-- START OF Dataset content --
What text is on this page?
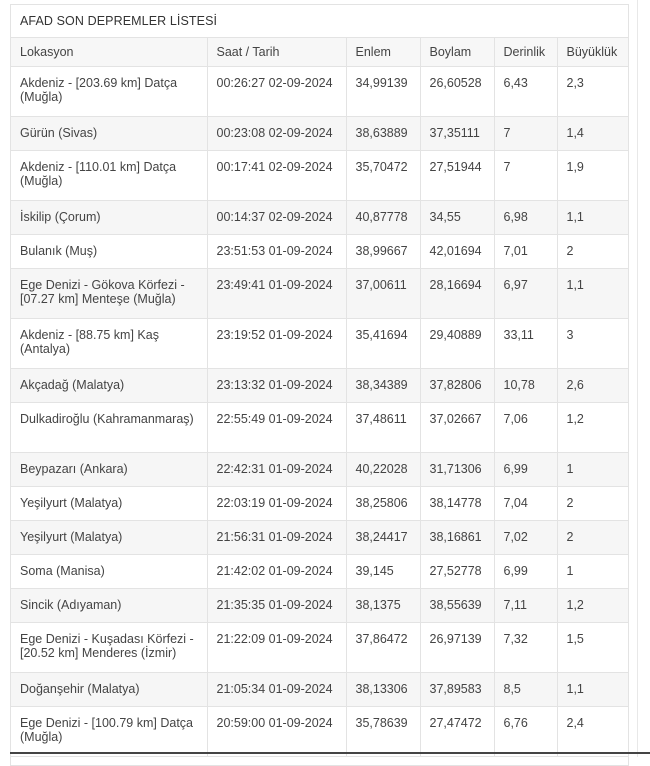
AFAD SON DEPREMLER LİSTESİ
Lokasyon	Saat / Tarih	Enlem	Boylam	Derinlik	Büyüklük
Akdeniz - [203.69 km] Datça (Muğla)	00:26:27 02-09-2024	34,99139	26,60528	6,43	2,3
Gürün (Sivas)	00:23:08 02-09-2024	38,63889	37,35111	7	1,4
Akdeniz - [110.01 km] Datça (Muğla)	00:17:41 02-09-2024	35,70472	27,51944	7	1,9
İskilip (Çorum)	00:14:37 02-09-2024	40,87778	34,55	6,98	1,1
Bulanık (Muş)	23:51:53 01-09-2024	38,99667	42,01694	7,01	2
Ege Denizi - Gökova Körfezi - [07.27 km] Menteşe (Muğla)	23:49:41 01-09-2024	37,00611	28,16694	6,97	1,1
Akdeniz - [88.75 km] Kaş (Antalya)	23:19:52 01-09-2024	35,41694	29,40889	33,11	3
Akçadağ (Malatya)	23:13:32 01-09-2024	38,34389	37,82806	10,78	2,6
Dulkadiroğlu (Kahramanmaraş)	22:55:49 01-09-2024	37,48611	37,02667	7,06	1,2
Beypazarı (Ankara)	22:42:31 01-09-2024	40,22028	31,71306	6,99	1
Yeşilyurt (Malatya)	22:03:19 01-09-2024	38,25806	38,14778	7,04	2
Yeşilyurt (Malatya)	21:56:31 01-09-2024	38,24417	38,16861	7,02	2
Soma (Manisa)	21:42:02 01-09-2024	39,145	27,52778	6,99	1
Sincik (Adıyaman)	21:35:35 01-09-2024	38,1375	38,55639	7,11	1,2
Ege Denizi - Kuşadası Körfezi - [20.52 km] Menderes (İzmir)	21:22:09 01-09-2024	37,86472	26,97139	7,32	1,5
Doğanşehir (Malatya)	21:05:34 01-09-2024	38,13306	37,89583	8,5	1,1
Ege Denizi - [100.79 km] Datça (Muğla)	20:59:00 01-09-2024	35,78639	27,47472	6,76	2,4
-- END OF Dataset content --
-- START OF Dataset content --
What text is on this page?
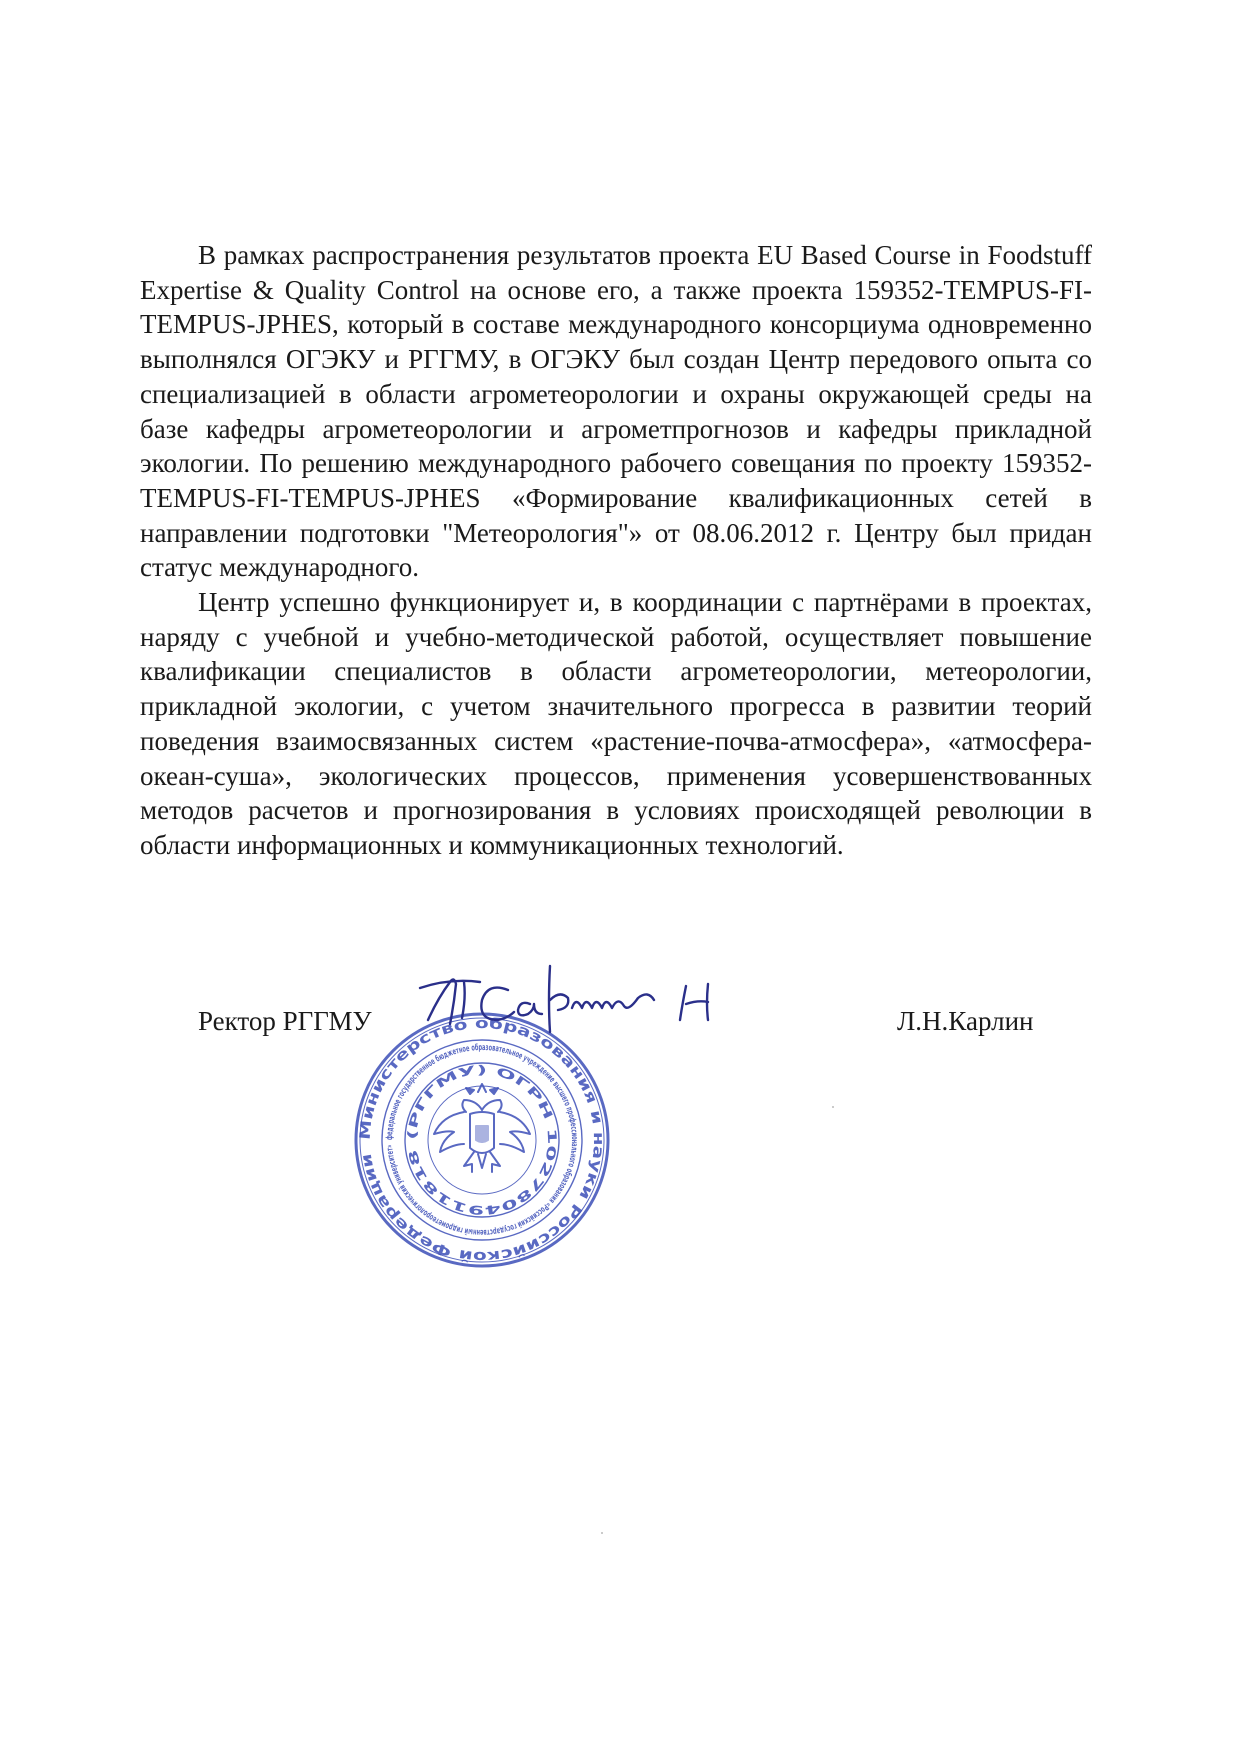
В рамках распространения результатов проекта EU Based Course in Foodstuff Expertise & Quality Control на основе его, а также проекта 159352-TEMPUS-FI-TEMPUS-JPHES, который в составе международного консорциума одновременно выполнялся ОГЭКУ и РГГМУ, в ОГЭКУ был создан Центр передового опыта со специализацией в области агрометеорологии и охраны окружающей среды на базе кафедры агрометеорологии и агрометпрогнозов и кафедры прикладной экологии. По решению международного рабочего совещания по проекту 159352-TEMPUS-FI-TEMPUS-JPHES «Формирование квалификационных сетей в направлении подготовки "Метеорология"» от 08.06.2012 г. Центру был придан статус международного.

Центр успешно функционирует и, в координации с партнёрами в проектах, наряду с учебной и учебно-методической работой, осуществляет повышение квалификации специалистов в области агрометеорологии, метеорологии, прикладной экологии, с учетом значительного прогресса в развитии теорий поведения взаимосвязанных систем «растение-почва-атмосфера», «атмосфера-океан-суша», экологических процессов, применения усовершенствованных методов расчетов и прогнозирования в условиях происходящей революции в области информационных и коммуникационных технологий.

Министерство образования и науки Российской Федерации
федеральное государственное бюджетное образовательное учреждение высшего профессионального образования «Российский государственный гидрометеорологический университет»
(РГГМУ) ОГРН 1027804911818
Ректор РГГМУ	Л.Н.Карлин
-- END OF Dataset content --
-- START OF Dataset content --
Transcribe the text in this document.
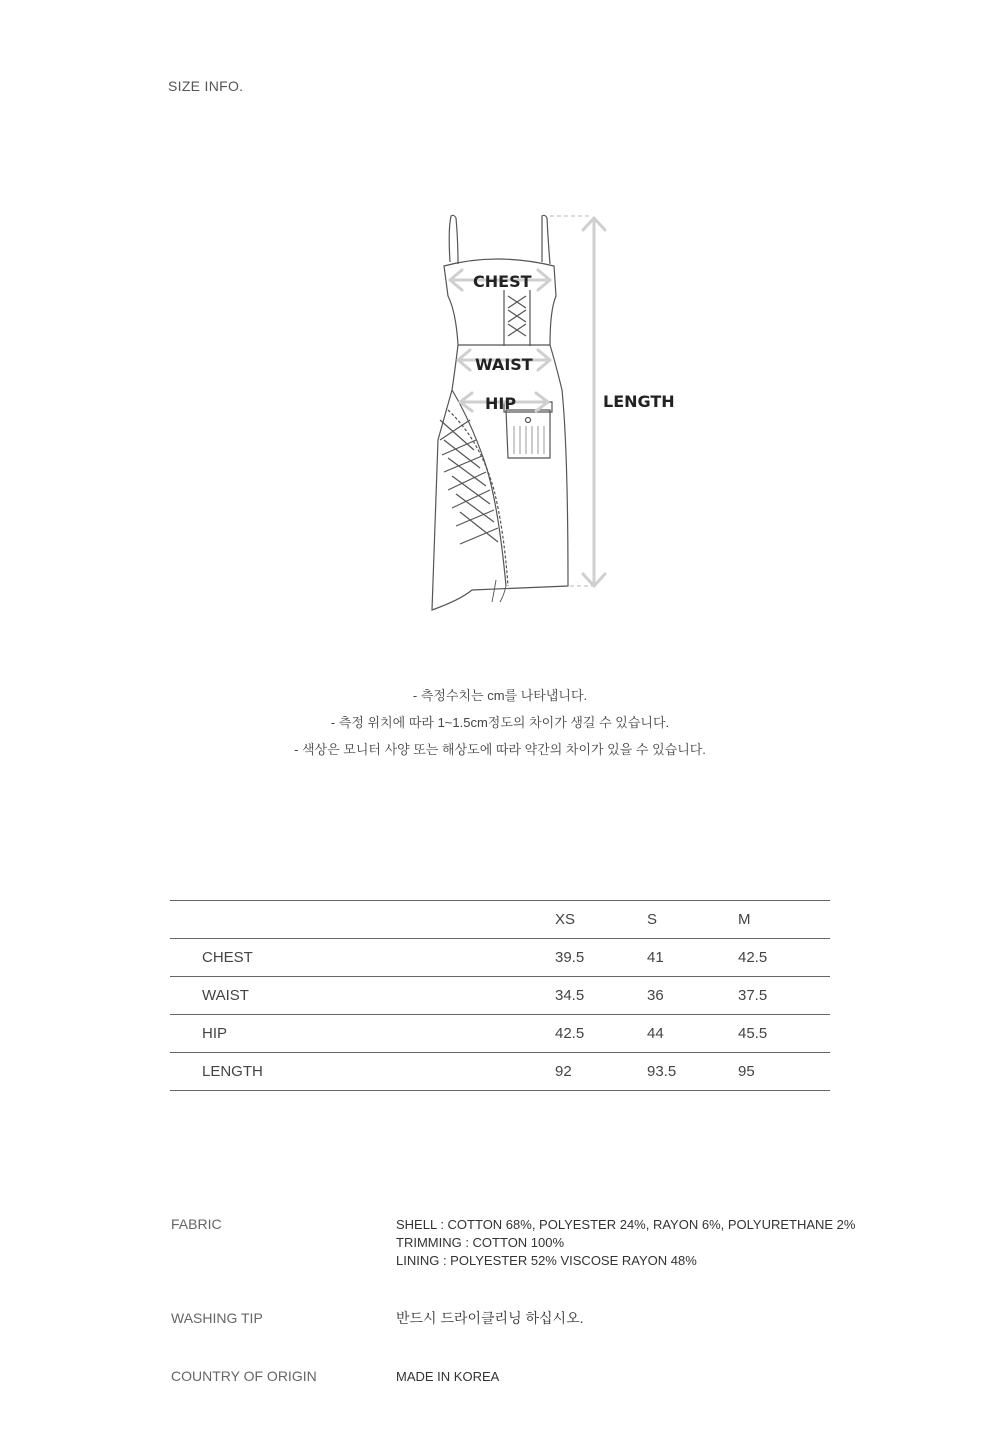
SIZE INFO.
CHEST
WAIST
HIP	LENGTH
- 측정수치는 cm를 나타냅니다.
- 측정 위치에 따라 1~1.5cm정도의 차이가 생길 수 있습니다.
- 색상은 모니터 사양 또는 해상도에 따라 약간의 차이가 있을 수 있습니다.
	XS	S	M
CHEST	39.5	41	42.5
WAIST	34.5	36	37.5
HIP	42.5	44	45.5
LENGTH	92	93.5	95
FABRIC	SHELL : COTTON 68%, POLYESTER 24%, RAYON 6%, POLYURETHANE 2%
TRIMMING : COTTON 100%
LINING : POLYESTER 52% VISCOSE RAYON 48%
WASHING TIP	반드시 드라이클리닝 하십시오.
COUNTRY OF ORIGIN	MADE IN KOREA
-- END OF Dataset content --
Using the records above, list each line that includes "образования".

* _Full response_:
Министерство образования и науки Российской Федерации
федеральное государственное бюджетное образовательное учреждение высшего профессионального образования «Российский государственный гидрометеорологический университет»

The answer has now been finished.